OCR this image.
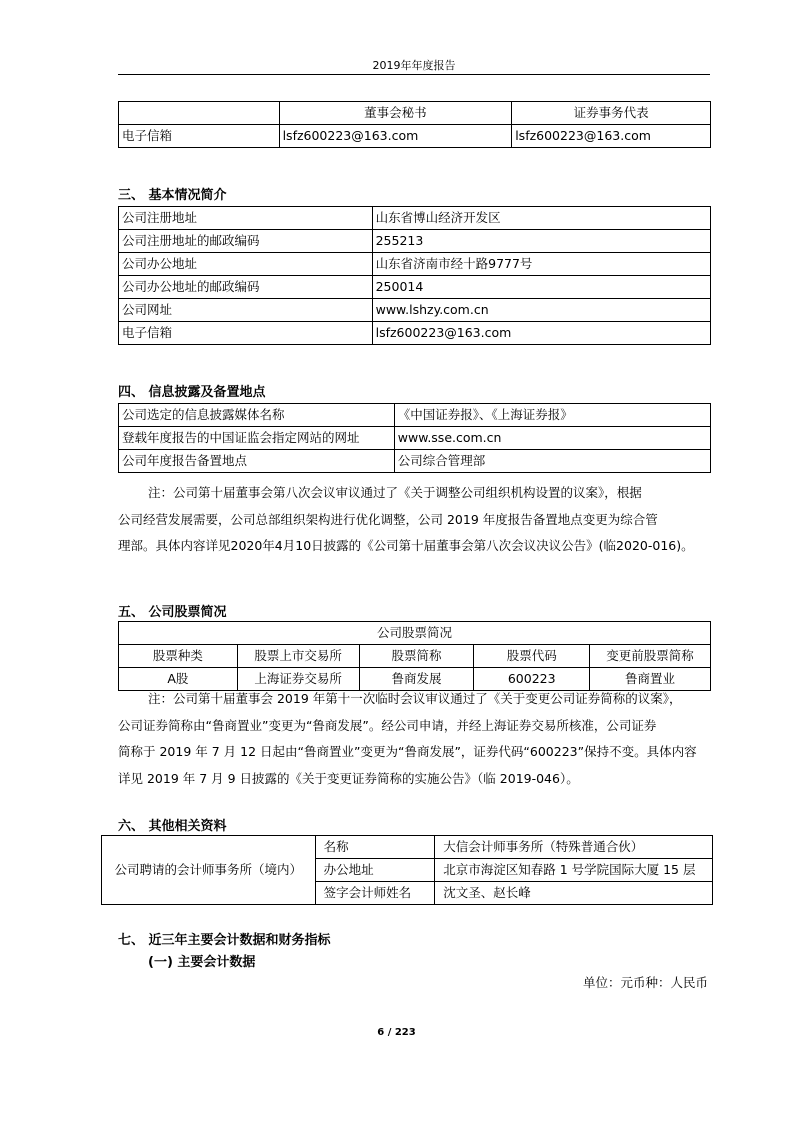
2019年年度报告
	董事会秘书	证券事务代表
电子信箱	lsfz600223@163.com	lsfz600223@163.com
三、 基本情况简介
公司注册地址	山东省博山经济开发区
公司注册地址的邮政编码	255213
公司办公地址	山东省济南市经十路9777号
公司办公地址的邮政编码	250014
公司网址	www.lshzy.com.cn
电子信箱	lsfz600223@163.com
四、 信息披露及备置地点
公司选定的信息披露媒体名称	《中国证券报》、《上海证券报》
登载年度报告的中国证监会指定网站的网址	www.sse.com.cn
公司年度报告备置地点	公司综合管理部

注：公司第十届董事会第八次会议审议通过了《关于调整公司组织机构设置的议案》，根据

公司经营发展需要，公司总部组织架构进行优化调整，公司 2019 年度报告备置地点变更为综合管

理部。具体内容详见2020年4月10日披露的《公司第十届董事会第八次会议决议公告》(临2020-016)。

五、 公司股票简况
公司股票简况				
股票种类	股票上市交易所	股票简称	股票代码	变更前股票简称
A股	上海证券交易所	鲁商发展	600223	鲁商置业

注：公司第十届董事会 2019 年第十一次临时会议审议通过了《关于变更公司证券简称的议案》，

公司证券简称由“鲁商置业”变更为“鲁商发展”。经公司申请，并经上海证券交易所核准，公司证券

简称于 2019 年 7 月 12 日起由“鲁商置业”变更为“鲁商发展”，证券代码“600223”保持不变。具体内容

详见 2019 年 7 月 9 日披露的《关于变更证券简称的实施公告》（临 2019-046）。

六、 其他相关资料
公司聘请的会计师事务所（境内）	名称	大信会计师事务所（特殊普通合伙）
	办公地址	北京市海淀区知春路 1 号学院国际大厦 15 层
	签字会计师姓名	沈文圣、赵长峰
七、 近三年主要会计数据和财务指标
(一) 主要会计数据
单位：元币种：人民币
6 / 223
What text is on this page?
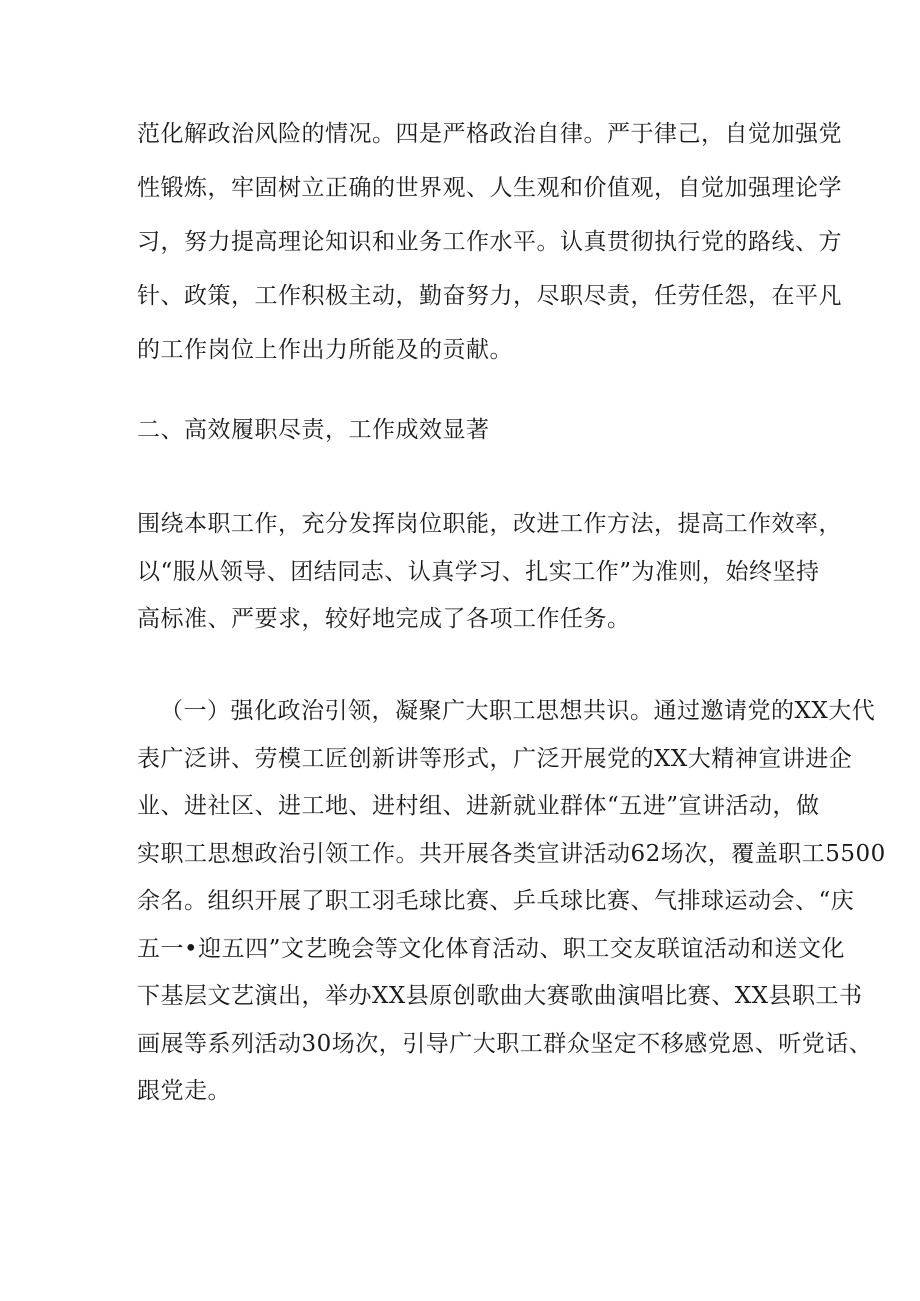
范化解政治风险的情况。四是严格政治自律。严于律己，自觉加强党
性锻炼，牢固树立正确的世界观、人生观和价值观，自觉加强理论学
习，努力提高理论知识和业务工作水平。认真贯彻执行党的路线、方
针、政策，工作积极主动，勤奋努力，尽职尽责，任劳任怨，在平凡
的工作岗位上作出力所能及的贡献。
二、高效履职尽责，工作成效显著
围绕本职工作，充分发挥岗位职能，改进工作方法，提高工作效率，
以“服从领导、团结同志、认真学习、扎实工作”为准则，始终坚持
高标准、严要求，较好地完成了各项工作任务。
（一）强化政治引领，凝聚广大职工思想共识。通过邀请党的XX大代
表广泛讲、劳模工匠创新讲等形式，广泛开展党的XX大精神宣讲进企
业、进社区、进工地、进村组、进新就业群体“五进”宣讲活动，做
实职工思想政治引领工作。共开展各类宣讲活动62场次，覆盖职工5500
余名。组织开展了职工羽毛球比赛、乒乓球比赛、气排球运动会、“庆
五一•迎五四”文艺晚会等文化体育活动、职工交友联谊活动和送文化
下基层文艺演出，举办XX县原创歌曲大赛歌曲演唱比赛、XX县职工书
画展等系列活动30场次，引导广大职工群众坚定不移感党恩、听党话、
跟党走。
⁂
Starting with the line that contains "What text is on this page?", reproduce every line down to the end of the listing above, both endpoints included. Pictures stay out.

**Expected output:**
What text is on this page?
范化解政治风险的情况。四是严格政治自律。严于律己，自觉加强党
性锻炼，牢固树立正确的世界观、人生观和价值观，自觉加强理论学
习，努力提高理论知识和业务工作水平。认真贯彻执行党的路线、方
针、政策，工作积极主动，勤奋努力，尽职尽责，任劳任怨，在平凡
的工作岗位上作出力所能及的贡献。
二、高效履职尽责，工作成效显著
围绕本职工作，充分发挥岗位职能，改进工作方法，提高工作效率，
以“服从领导、团结同志、认真学习、扎实工作”为准则，始终坚持
高标准、严要求，较好地完成了各项工作任务。
（一）强化政治引领，凝聚广大职工思想共识。通过邀请党的XX大代
表广泛讲、劳模工匠创新讲等形式，广泛开展党的XX大精神宣讲进企
业、进社区、进工地、进村组、进新就业群体“五进”宣讲活动，做
实职工思想政治引领工作。共开展各类宣讲活动62场次，覆盖职工5500
余名。组织开展了职工羽毛球比赛、乒乓球比赛、气排球运动会、“庆
五一•迎五四”文艺晚会等文化体育活动、职工交友联谊活动和送文化
下基层文艺演出，举办XX县原创歌曲大赛歌曲演唱比赛、XX县职工书
画展等系列活动30场次，引导广大职工群众坚定不移感党恩、听党话、
跟党走。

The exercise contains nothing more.